→ Instructions for the task:
Look through the data below. Show each line where the string "JSON" occurs.

→ Record extracts:
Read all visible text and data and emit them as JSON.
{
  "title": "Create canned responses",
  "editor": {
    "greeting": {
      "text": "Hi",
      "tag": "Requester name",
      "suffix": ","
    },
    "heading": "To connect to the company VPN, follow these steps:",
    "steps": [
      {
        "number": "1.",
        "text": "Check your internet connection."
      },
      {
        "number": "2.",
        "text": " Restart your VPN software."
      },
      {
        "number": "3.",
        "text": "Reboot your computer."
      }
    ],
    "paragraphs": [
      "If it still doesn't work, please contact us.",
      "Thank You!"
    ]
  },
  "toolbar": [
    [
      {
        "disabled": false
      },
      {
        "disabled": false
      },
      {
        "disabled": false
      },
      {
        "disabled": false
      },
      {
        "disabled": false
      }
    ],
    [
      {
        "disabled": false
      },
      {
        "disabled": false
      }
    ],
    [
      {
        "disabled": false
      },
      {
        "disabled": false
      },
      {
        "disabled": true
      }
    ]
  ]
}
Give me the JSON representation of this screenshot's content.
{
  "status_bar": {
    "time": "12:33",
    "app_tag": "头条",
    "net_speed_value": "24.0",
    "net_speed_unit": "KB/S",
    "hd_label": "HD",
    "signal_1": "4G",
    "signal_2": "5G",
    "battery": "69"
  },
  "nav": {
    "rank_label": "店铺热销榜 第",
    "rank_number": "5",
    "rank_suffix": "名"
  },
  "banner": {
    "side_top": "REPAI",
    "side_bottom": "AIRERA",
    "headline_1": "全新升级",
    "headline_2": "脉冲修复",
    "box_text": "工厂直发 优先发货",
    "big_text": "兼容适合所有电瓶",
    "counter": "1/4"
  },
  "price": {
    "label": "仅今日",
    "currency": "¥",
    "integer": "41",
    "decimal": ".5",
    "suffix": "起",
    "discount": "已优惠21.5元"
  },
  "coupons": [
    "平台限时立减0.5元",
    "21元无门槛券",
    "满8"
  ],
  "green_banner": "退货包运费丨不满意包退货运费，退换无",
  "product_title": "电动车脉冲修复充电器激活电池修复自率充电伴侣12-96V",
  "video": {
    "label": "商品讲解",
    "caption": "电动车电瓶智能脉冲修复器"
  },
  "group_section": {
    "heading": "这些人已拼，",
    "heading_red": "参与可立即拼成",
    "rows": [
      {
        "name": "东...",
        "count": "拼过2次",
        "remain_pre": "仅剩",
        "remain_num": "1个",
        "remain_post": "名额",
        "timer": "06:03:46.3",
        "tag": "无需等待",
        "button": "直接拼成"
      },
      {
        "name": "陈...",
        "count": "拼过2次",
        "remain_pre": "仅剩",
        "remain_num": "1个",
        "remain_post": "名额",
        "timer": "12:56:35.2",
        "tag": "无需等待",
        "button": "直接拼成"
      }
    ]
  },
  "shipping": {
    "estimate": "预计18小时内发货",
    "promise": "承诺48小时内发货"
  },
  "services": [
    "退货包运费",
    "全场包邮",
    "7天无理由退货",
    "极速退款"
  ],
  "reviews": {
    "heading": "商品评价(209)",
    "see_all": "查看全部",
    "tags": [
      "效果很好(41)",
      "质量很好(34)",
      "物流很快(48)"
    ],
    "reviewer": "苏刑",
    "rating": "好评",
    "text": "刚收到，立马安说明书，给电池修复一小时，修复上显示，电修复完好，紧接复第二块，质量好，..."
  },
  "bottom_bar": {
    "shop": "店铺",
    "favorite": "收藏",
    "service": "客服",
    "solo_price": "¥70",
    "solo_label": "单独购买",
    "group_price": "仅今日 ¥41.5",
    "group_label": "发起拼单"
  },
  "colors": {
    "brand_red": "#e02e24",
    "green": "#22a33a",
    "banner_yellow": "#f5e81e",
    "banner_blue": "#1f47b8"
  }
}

→ Solution for this problem:
Read all visible text and data and emit them as JSON.
Give me the JSON representation of this screenshot's content.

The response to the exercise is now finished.